• [TASK PROMPT] Pictures do not belong in the copy; transcribe everything else in the records exactly.

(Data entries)
__________________________________________________
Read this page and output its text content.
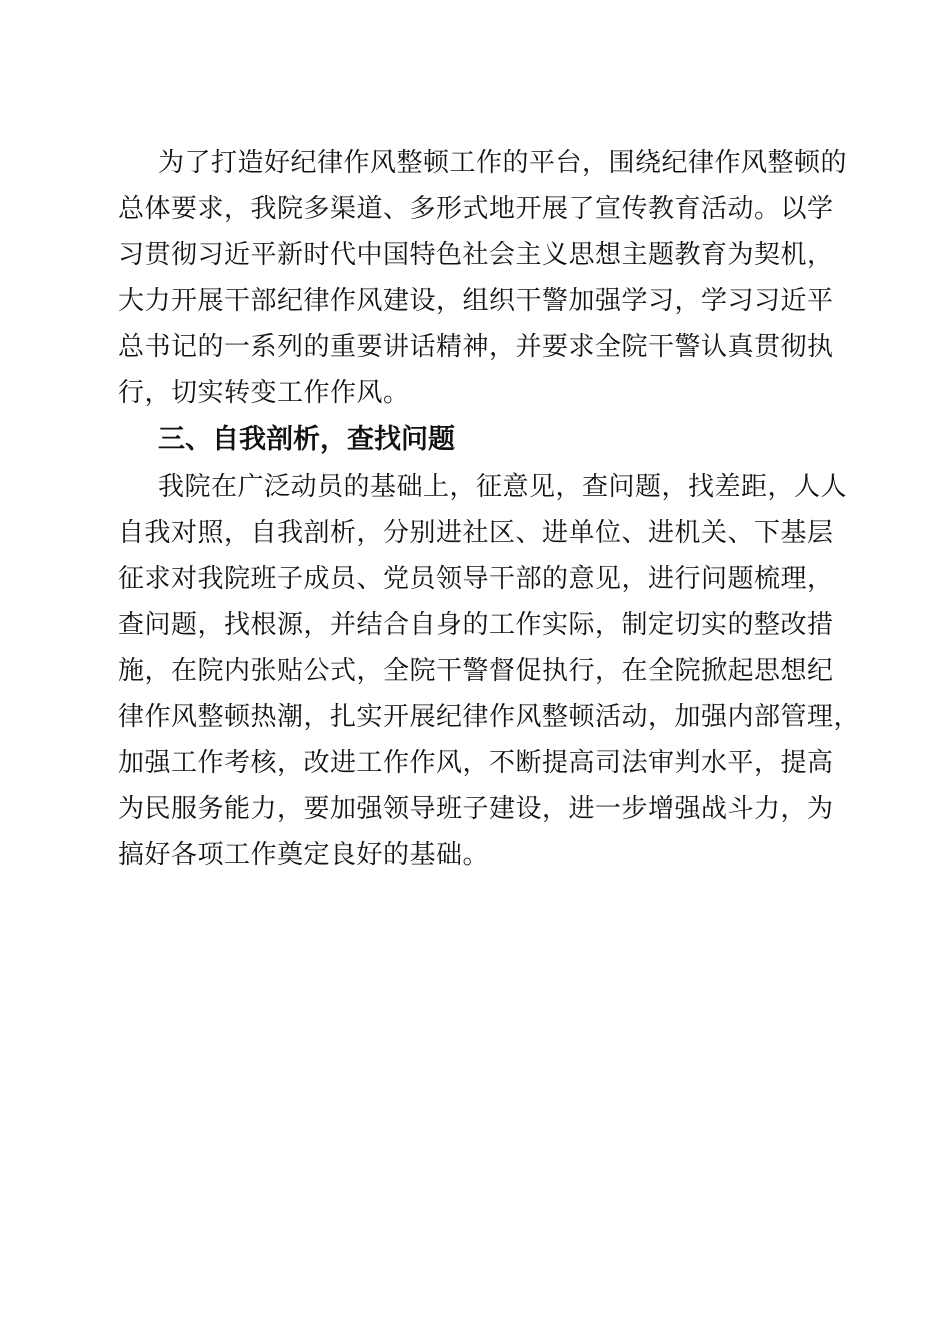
为了打造好纪律作风整顿工作的平台，围绕纪律作风整顿的
总体要求，我院多渠道、多形式地开展了宣传教育活动。以学
习贯彻习近平新时代中国特色社会主义思想主题教育为契机，
大力开展干部纪律作风建设，组织干警加强学习，学习习近平
总书记的一系列的重要讲话精神，并要求全院干警认真贯彻执
行，切实转变工作作风。
三、自我剖析，查找问题
我院在广泛动员的基础上，征意见，查问题，找差距，人人
自我对照，自我剖析，分别进社区、进单位、进机关、下基层
征求对我院班子成员、党员领导干部的意见，进行问题梳理，
查问题，找根源，并结合自身的工作实际，制定切实的整改措
施，在院内张贴公式，全院干警督促执行，在全院掀起思想纪
律作风整顿热潮，扎实开展纪律作风整顿活动，加强内部管理，
加强工作考核，改进工作作风，不断提高司法审判水平，提高
为民服务能力，要加强领导班子建设，进一步增强战斗力，为
搞好各项工作奠定良好的基础。
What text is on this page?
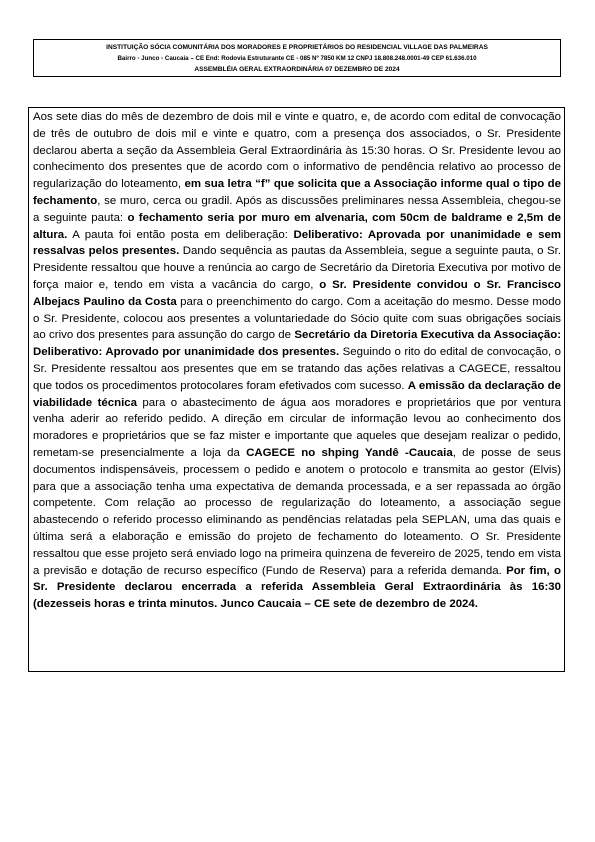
INSTITUIÇÃO SÓCIA COMUNITÁRIA DOS MORADORES E PROPRIETÁRIOS DO RESIDENCIAL VILLAGE DAS PALMEIRAS
Bairro - Junco - Caucaia – CE End: Rodovia Estruturante CE - 085 Nº 7850 KM 12 CNPJ 18.808.248.0001-49 CEP 61.636.010
ASSEMBLÉIA GERAL EXTRAORDINÁRIA 07 DEZEMBRO DE 2024
Aos sete dias do mês de dezembro de dois mil e vinte e quatro, e, de acordo com edital de convocação de três de outubro de dois mil e vinte e quatro, com a presença dos associados, o Sr. Presidente declarou aberta a seção da Assembleia Geral Extraordinária às 15:30 horas. O Sr. Presidente levou ao conhecimento dos presentes que de acordo com o informativo de pendência relativo ao processo de regularização do loteamento, em sua letra “f” que solicita que a Associação informe qual o tipo de fechamento, se muro, cerca ou gradil. Após as discussões preliminares nessa Assembleia, chegou-se a seguinte pauta: o fechamento seria por muro em alvenaria, com 50cm de baldrame e 2,5m de altura. A pauta foi então posta em deliberação: Deliberativo: Aprovada por unanimidade e sem ressalvas pelos presentes. Dando sequência as pautas da Assembleia, segue a seguinte pauta, o Sr. Presidente ressaltou que houve a renúncia ao cargo de Secretário da Diretoria Executiva por motivo de força maior e, tendo em vista a vacância do cargo, o Sr. Presidente convidou o Sr. Francisco Albejacs Paulino da Costa para o preenchimento do cargo. Com a aceitação do mesmo. Desse modo o Sr. Presidente, colocou aos presentes a voluntariedade do Sócio quite com suas obrigações sociais ao crivo dos presentes para assunção do cargo de Secretário da Diretoria Executiva da Associação: Deliberativo: Aprovado por unanimidade dos presentes. Seguindo o rito do edital de convocação, o Sr. Presidente ressaltou aos presentes que em se tratando das ações relativas a CAGECE, ressaltou que todos os procedimentos protocolares foram efetivados com sucesso. A emissão da declaração de viabilidade técnica para o abastecimento de água aos moradores e proprietários que por ventura venha aderir ao referido pedido. A direção em circular de informação levou ao conhecimento dos moradores e proprietários que se faz mister e importante que aqueles que desejam realizar o pedido, remetam-se presencialmente a loja da CAGECE no shping Yandê -Caucaia, de posse de seus documentos indispensáveis, processem o pedido e anotem o protocolo e transmita ao gestor (Elvis) para que a associação tenha uma expectativa de demanda processada, e a ser repassada ao órgão competente. Com relação ao processo de regularização do loteamento, a associação segue abastecendo o referido processo eliminando as pendências relatadas pela SEPLAN, uma das quais e última será a elaboração e emissão do projeto de fechamento do loteamento. O Sr. Presidente ressaltou que esse projeto será enviado logo na primeira quinzena de fevereiro de 2025, tendo em vista a previsão e dotação de recurso específico (Fundo de Reserva) para a referida demanda. Por fim, o Sr. Presidente declarou encerrada a referida Assembleia Geral Extraordinária às 16:30 (dezesseis horas e trinta minutos. Junco Caucaia – CE sete de dezembro de 2024.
__________________________________________________
• [COMPLETED EXERCISE]
Read this page and output its text content.
为了打造好纪律作风整顿工作的平台，围绕纪律作风整顿的
总体要求，我院多渠道、多形式地开展了宣传教育活动。以学
习贯彻习近平新时代中国特色社会主义思想主题教育为契机，
大力开展干部纪律作风建设，组织干警加强学习，学习习近平
总书记的一系列的重要讲话精神，并要求全院干警认真贯彻执
行，切实转变工作作风。
三、自我剖析，查找问题
我院在广泛动员的基础上，征意见，查问题，找差距，人人
自我对照，自我剖析，分别进社区、进单位、进机关、下基层
征求对我院班子成员、党员领导干部的意见，进行问题梳理，
查问题，找根源，并结合自身的工作实际，制定切实的整改措
施，在院内张贴公式，全院干警督促执行，在全院掀起思想纪
律作风整顿热潮，扎实开展纪律作风整顿活动，加强内部管理，
加强工作考核，改进工作作风，不断提高司法审判水平，提高
为民服务能力，要加强领导班子建设，进一步增强战斗力，为
搞好各项工作奠定良好的基础。
What text is on this page?
INSTITUIÇÃO SÓCIA COMUNITÁRIA DOS MORADORES E PROPRIETÁRIOS DO RESIDENCIAL VILLAGE DAS PALMEIRAS
Bairro - Junco - Caucaia – CE End: Rodovia Estruturante CE - 085 Nº 7850 KM 12 CNPJ 18.808.248.0001-49 CEP 61.636.010
ASSEMBLÉIA GERAL EXTRAORDINÁRIA 07 DEZEMBRO DE 2024
Aos sete dias do mês de dezembro de dois mil e vinte e quatro, e, de acordo com edital de convocação de três de outubro de dois mil e vinte e quatro, com a presença dos associados, o Sr. Presidente declarou aberta a seção da Assembleia Geral Extraordinária às 15:30 horas. O Sr. Presidente levou ao conhecimento dos presentes que de acordo com o informativo de pendência relativo ao processo de regularização do loteamento, em sua letra “f” que solicita que a Associação informe qual o tipo de fechamento, se muro, cerca ou gradil. Após as discussões preliminares nessa Assembleia, chegou-se a seguinte pauta: o fechamento seria por muro em alvenaria, com 50cm de baldrame e 2,5m de altura. A pauta foi então posta em deliberação: Deliberativo: Aprovada por unanimidade e sem ressalvas pelos presentes. Dando sequência as pautas da Assembleia, segue a seguinte pauta, o Sr. Presidente ressaltou que houve a renúncia ao cargo de Secretário da Diretoria Executiva por motivo de força maior e, tendo em vista a vacância do cargo, o Sr. Presidente convidou o Sr. Francisco Albejacs Paulino da Costa para o preenchimento do cargo. Com a aceitação do mesmo. Desse modo o Sr. Presidente, colocou aos presentes a voluntariedade do Sócio quite com suas obrigações sociais ao crivo dos presentes para assunção do cargo de Secretário da Diretoria Executiva da Associação: Deliberativo: Aprovado por unanimidade dos presentes. Seguindo o rito do edital de convocação, o Sr. Presidente ressaltou aos presentes que em se tratando das ações relativas a CAGECE, ressaltou que todos os procedimentos protocolares foram efetivados com sucesso. A emissão da declaração de viabilidade técnica para o abastecimento de água aos moradores e proprietários que por ventura venha aderir ao referido pedido. A direção em circular de informação levou ao conhecimento dos moradores e proprietários que se faz mister e importante que aqueles que desejam realizar o pedido, remetam-se presencialmente a loja da CAGECE no shping Yandê -Caucaia, de posse de seus documentos indispensáveis, processem o pedido e anotem o protocolo e transmita ao gestor (Elvis) para que a associação tenha uma expectativa de demanda processada, e a ser repassada ao órgão competente. Com relação ao processo de regularização do loteamento, a associação segue abastecendo o referido processo eliminando as pendências relatadas pela SEPLAN, uma das quais e última será a elaboração e emissão do projeto de fechamento do loteamento. O Sr. Presidente ressaltou que esse projeto será enviado logo na primeira quinzena de fevereiro de 2025, tendo em vista a previsão e dotação de recurso específico (Fundo de Reserva) para a referida demanda. Por fim, o Sr. Presidente declarou encerrada a referida Assembleia Geral Extraordinária às 16:30 (dezesseis horas e trinta minutos. Junco Caucaia – CE sete de dezembro de 2024.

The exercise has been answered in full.